Task requirements → Copy the data that follows, character for character, minus the pictures.

================================

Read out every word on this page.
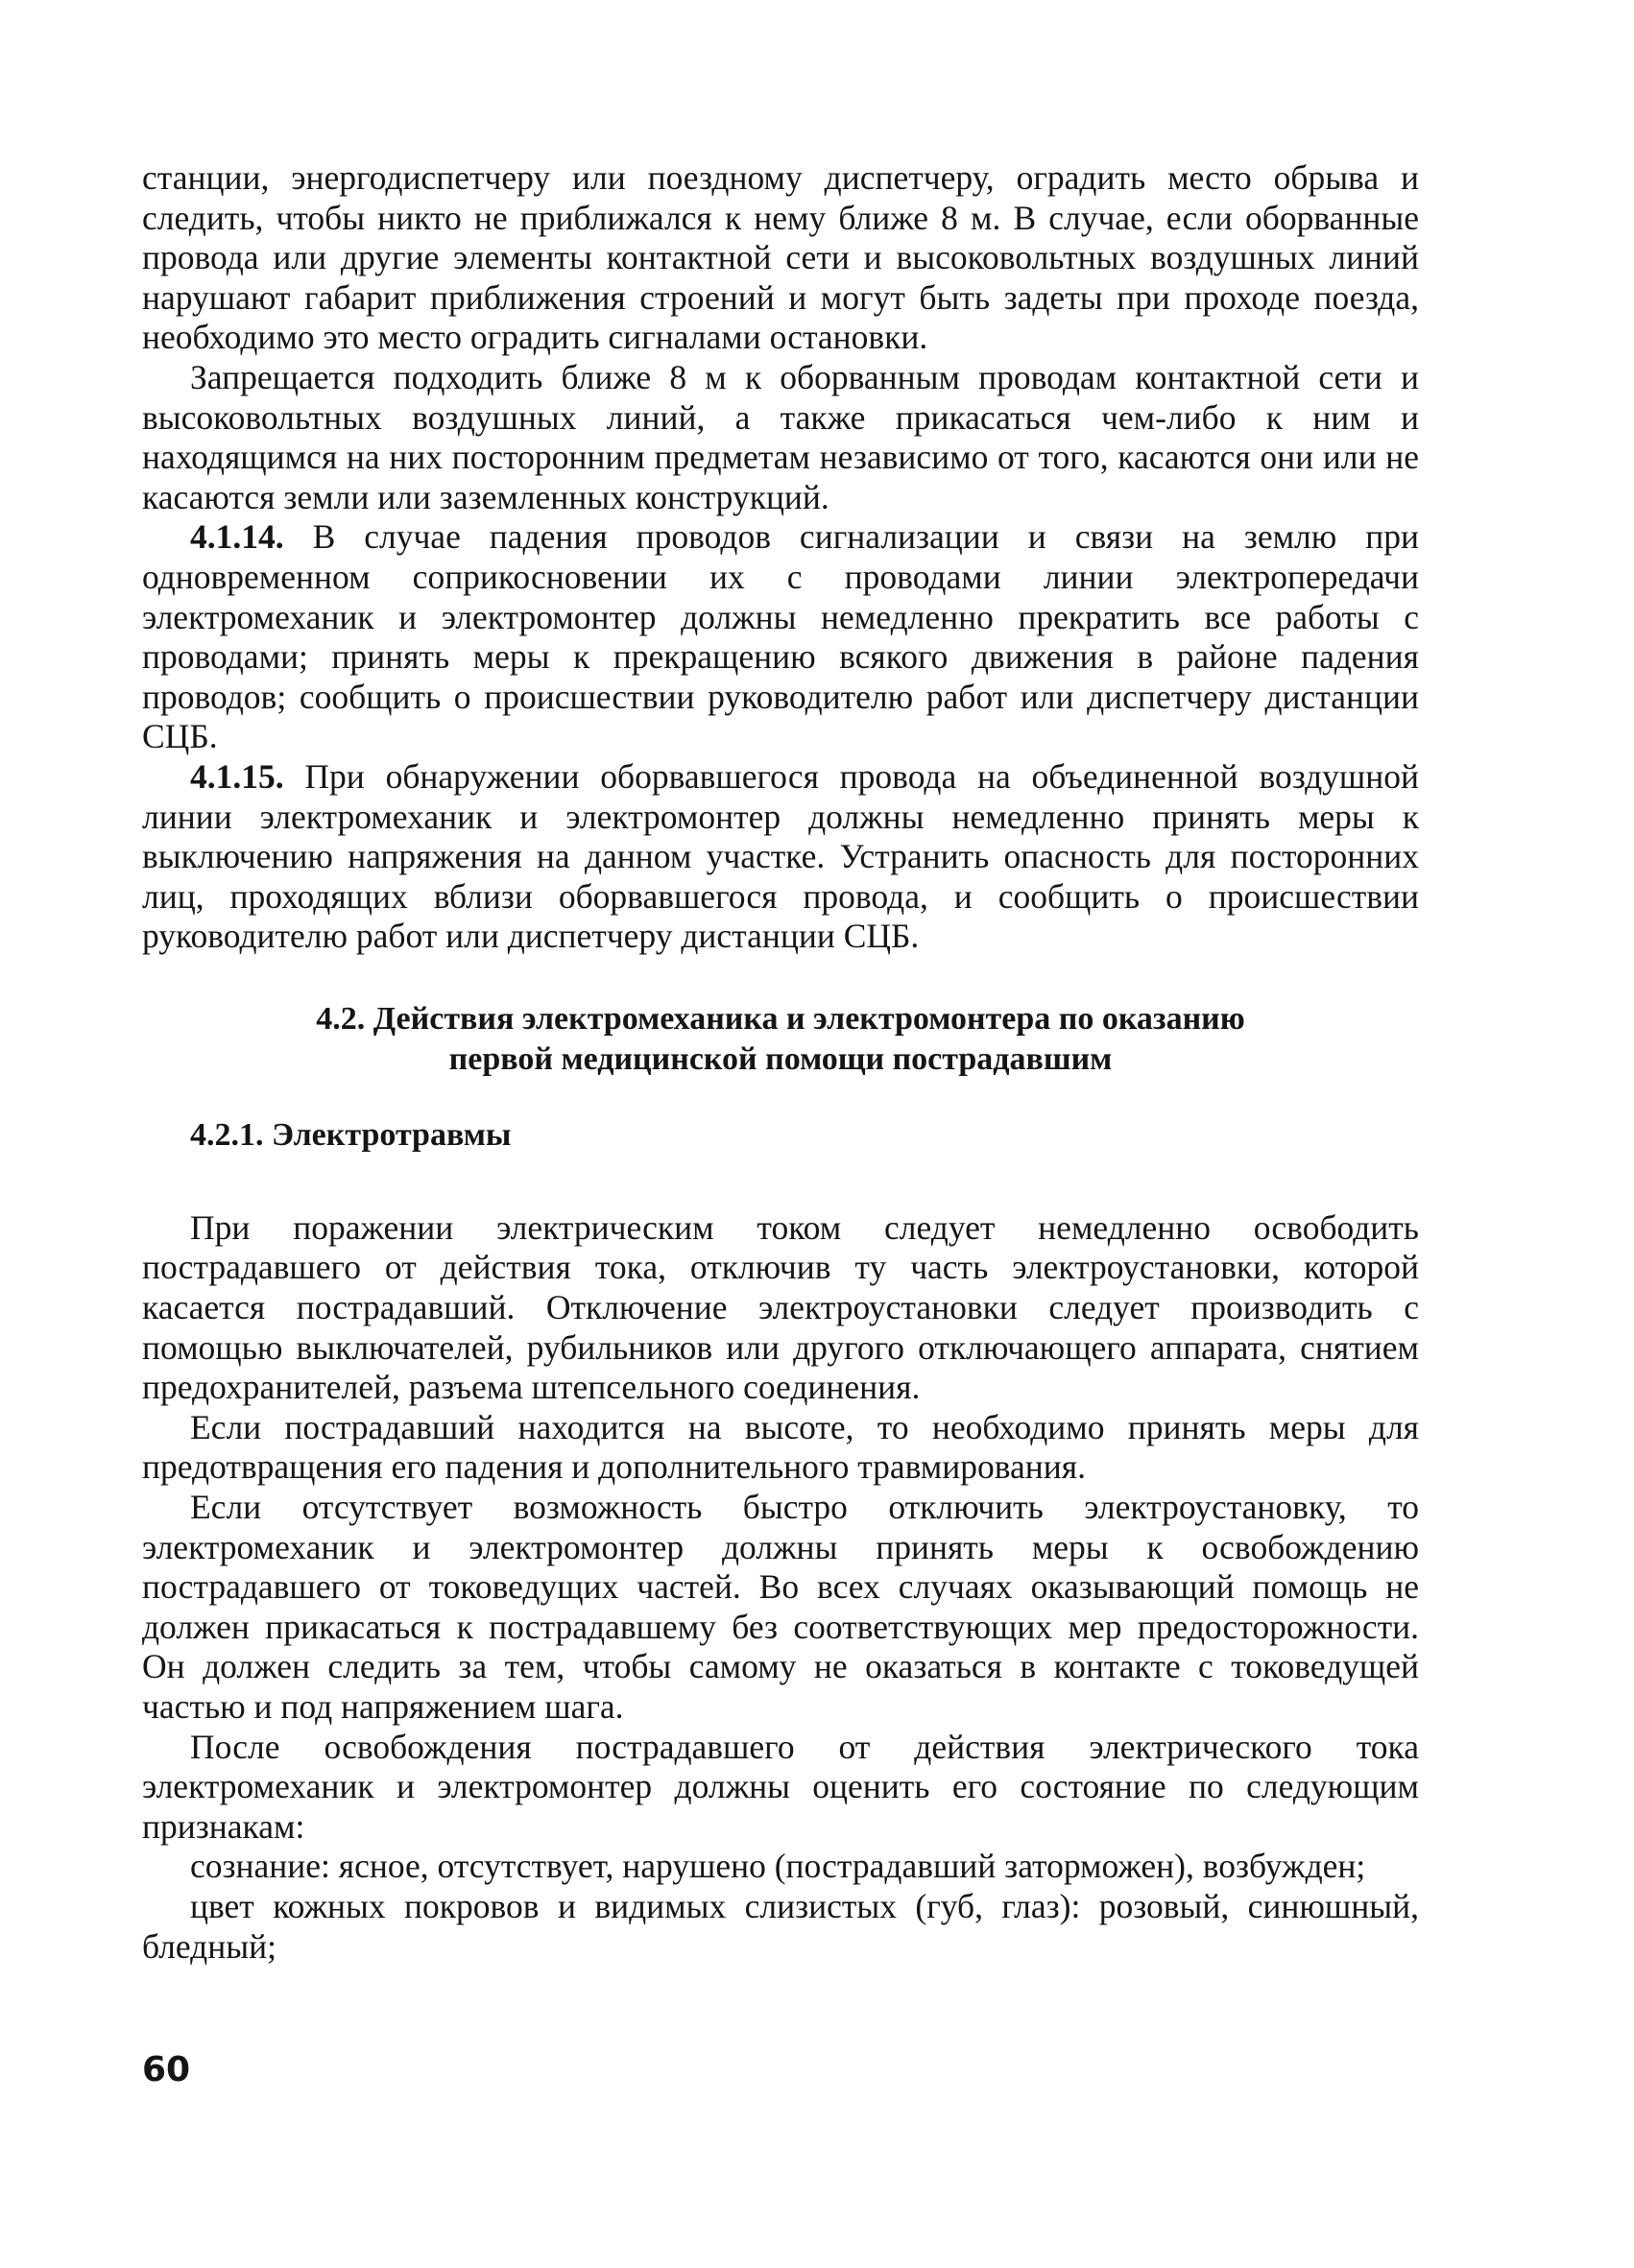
станции, энергодиспетчеру или поездному диспетчеру, оградить место обрыва и следить, чтобы никто не приближался к нему ближе 8 м. В случае, если оборванные провода или другие элементы контактной сети и высоковольтных воздушных линий нарушают габарит приближения строений и могут быть задеты при проходе поезда, необходимо это место оградить сигналами остановки.

Запрещается подходить ближе 8 м к оборванным проводам контактной сети и высоковольтных воздушных линий, а также прикасаться чем-либо к ним и находящимся на них посторонним предметам независимо от того, касаются они или не касаются земли или заземленных конструкций.

4.1.14. В случае падения проводов сигнализации и связи на землю при одновременном соприкосновении их с проводами линии электропередачи электромеханик и электромонтер должны немедленно прекратить все работы с проводами; принять меры к прекращению всякого движения в районе падения проводов; сообщить о происшествии руководителю работ или диспетчеру дистанции СЦБ.

4.1.15. При обнаружении оборвавшегося провода на объединенной воздушной линии электромеханик и электромонтер должны немедленно принять меры к выключению напряжения на данном участке. Устранить опасность для посторонних лиц, проходящих вблизи оборвавшегося провода, и сообщить о происшествии руководителю работ или диспетчеру дистанции СЦБ.

4.2. Действия электромеханика и электромонтера по оказанию
первой медицинской помощи пострадавшим
4.2.1. Электротравмы

При поражении электрическим током следует немедленно освободить пострадавшего от действия тока, отключив ту часть электроустановки, которой касается пострадавший. Отключение электроустановки следует производить с помощью выключателей, рубильников или другого отключающего аппарата, снятием предохранителей, разъема штепсельного соединения.

Если пострадавший находится на высоте, то необходимо принять меры для предотвращения его падения и дополнительного травмирования.

Если отсутствует возможность быстро отключить электроустановку, то электромеханик и электромонтер должны принять меры к освобождению пострадавшего от токоведущих частей. Во всех случаях оказывающий помощь не должен прикасаться к пострадавшему без соответствующих мер предосторожности. Он должен следить за тем, чтобы самому не оказаться в контакте с токоведущей частью и под напряжением шага.

После освобождения пострадавшего от действия электрического тока электромеханик и электромонтер должны оценить его состояние по следующим признакам:

сознание: ясное, отсутствует, нарушено (пострадавший заторможен), возбужден;

цвет кожных покровов и видимых слизистых (губ, глаз): розовый, синюшный, бледный;

60
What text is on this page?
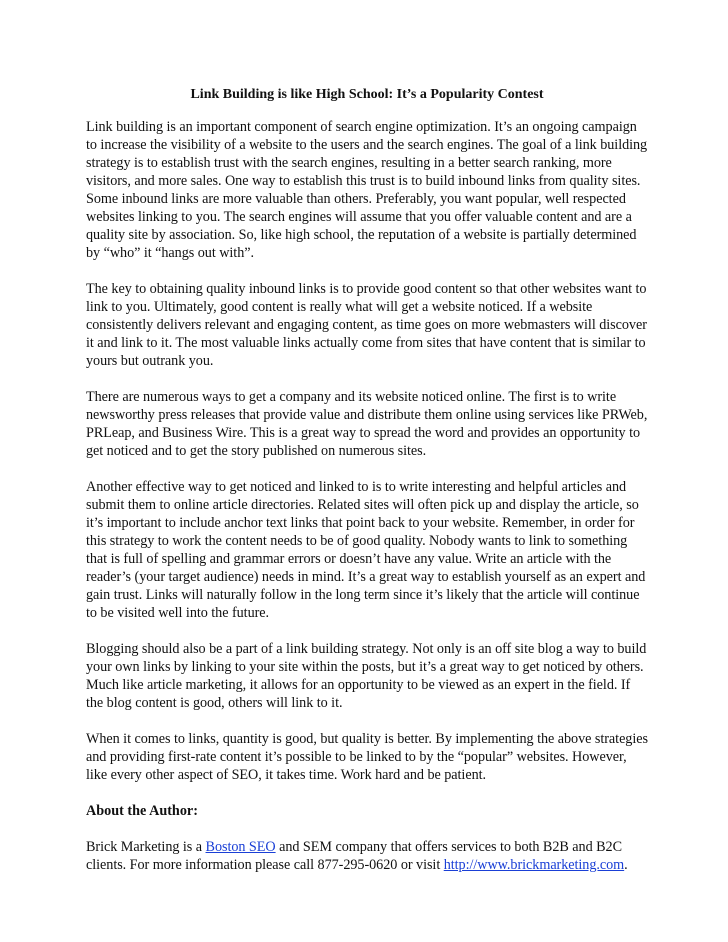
Link Building is like High School: It’s a Popularity Contest

Link building is an important component of search engine optimization. It’s an ongoing campaign to increase the visibility of a website to the users and the search engines. The goal of a link building strategy is to establish trust with the search engines, resulting in a better search ranking, more visitors, and more sales. One way to establish this trust is to build inbound links from quality sites. Some inbound links are more valuable than others. Preferably, you want popular, well respected websites linking to you. The search engines will assume that you offer valuable content and are a quality site by association. So, like high school, the reputation of a website is partially determined by “who” it “hangs out with”.

The key to obtaining quality inbound links is to provide good content so that other websites want to link to you. Ultimately, good content is really what will get a website noticed. If a website consistently delivers relevant and engaging content, as time goes on more webmasters will discover it and link to it. The most valuable links actually come from sites that have content that is similar to yours but outrank you.

There are numerous ways to get a company and its website noticed online. The first is to write newsworthy press releases that provide value and distribute them online using services like PRWeb, PRLeap, and Business Wire. This is a great way to spread the word and provides an opportunity to get noticed and to get the story published on numerous sites.

Another effective way to get noticed and linked to is to write interesting and helpful articles and submit them to online article directories. Related sites will often pick up and display the article, so it’s important to include anchor text links that point back to your website. Remember, in order for this strategy to work the content needs to be of good quality. Nobody wants to link to something that is full of spelling and grammar errors or doesn’t have any value. Write an article with the reader’s (your target audience) needs in mind. It’s a great way to establish yourself as an expert and gain trust. Links will naturally follow in the long term since it’s likely that the article will continue to be visited well into the future.

Blogging should also be a part of a link building strategy. Not only is an off site blog a way to build your own links by linking to your site within the posts, but it’s a great way to get noticed by others. Much like article marketing, it allows for an opportunity to be viewed as an expert in the field. If the blog content is good, others will link to it.

When it comes to links, quantity is good, but quality is better. By implementing the above strategies and providing first-rate content it’s possible to be linked to by the “popular” websites. However, like every other aspect of SEO, it takes time. Work hard and be patient.

About the Author:

Brick Marketing is a Boston SEO and SEM company that offers services to both B2B and B2C clients. For more information please call 877-295-0620 or visit http://www.brickmarketing.com.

================================

Expected answer →
Read out every word on this page.
станции, энергодиспетчеру или поездному диспетчеру, оградить место обрыва и следить, чтобы никто не приближался к нему ближе 8 м. В случае, если оборванные провода или другие элементы контактной сети и высоковольтных воздушных линий нарушают габарит приближения строений и могут быть задеты при проходе поезда, необходимо это место оградить сигналами остановки.

Запрещается подходить ближе 8 м к оборванным проводам контактной сети и высоковольтных воздушных линий, а также прикасаться чем-либо к ним и находящимся на них посторонним предметам независимо от того, касаются они или не касаются земли или заземленных конструкций.

4.1.14. В случае падения проводов сигнализации и связи на землю при одновременном соприкосновении их с проводами линии электропередачи электромеханик и электромонтер должны немедленно прекратить все работы с проводами; принять меры к прекращению всякого движения в районе падения проводов; сообщить о происшествии руководителю работ или диспетчеру дистанции СЦБ.

4.1.15. При обнаружении оборвавшегося провода на объединенной воздушной линии электромеханик и электромонтер должны немедленно принять меры к выключению напряжения на данном участке. Устранить опасность для посторонних лиц, проходящих вблизи оборвавшегося провода, и сообщить о происшествии руководителю работ или диспетчеру дистанции СЦБ.

4.2. Действия электромеханика и электромонтера по оказанию
первой медицинской помощи пострадавшим
4.2.1. Электротравмы

При поражении электрическим током следует немедленно освободить пострадавшего от действия тока, отключив ту часть электроустановки, которой касается пострадавший. Отключение электроустановки следует производить с помощью выключателей, рубильников или другого отключающего аппарата, снятием предохранителей, разъема штепсельного соединения.

Если пострадавший находится на высоте, то необходимо принять меры для предотвращения его падения и дополнительного травмирования.

Если отсутствует возможность быстро отключить электроустановку, то электромеханик и электромонтер должны принять меры к освобождению пострадавшего от токоведущих частей. Во всех случаях оказывающий помощь не должен прикасаться к пострадавшему без соответствующих мер предосторожности. Он должен следить за тем, чтобы самому не оказаться в контакте с токоведущей частью и под напряжением шага.

После освобождения пострадавшего от действия электрического тока электромеханик и электромонтер должны оценить его состояние по следующим признакам:

сознание: ясное, отсутствует, нарушено (пострадавший заторможен), возбужден;

цвет кожных покровов и видимых слизистых (губ, глаз): розовый, синюшный, бледный;

60
What text is on this page?
Link Building is like High School: It’s a Popularity Contest

Link building is an important component of search engine optimization. It’s an ongoing campaign to increase the visibility of a website to the users and the search engines. The goal of a link building strategy is to establish trust with the search engines, resulting in a better search ranking, more visitors, and more sales. One way to establish this trust is to build inbound links from quality sites. Some inbound links are more valuable than others. Preferably, you want popular, well respected websites linking to you. The search engines will assume that you offer valuable content and are a quality site by association. So, like high school, the reputation of a website is partially determined by “who” it “hangs out with”.

The key to obtaining quality inbound links is to provide good content so that other websites want to link to you. Ultimately, good content is really what will get a website noticed. If a website consistently delivers relevant and engaging content, as time goes on more webmasters will discover it and link to it. The most valuable links actually come from sites that have content that is similar to yours but outrank you.

There are numerous ways to get a company and its website noticed online. The first is to write newsworthy press releases that provide value and distribute them online using services like PRWeb, PRLeap, and Business Wire. This is a great way to spread the word and provides an opportunity to get noticed and to get the story published on numerous sites.

Another effective way to get noticed and linked to is to write interesting and helpful articles and submit them to online article directories. Related sites will often pick up and display the article, so it’s important to include anchor text links that point back to your website. Remember, in order for this strategy to work the content needs to be of good quality. Nobody wants to link to something that is full of spelling and grammar errors or doesn’t have any value. Write an article with the reader’s (your target audience) needs in mind. It’s a great way to establish yourself as an expert and gain trust. Links will naturally follow in the long term since it’s likely that the article will continue to be visited well into the future.

Blogging should also be a part of a link building strategy. Not only is an off site blog a way to build your own links by linking to your site within the posts, but it’s a great way to get noticed by others. Much like article marketing, it allows for an opportunity to be viewed as an expert in the field. If the blog content is good, others will link to it.

When it comes to links, quantity is good, but quality is better. By implementing the above strategies and providing first-rate content it’s possible to be linked to by the “popular” websites. However, like every other aspect of SEO, it takes time. Work hard and be patient.

About the Author:

Brick Marketing is a Boston SEO and SEM company that offers services to both B2B and B2C clients. For more information please call 877-295-0620 or visit http://www.brickmarketing.com.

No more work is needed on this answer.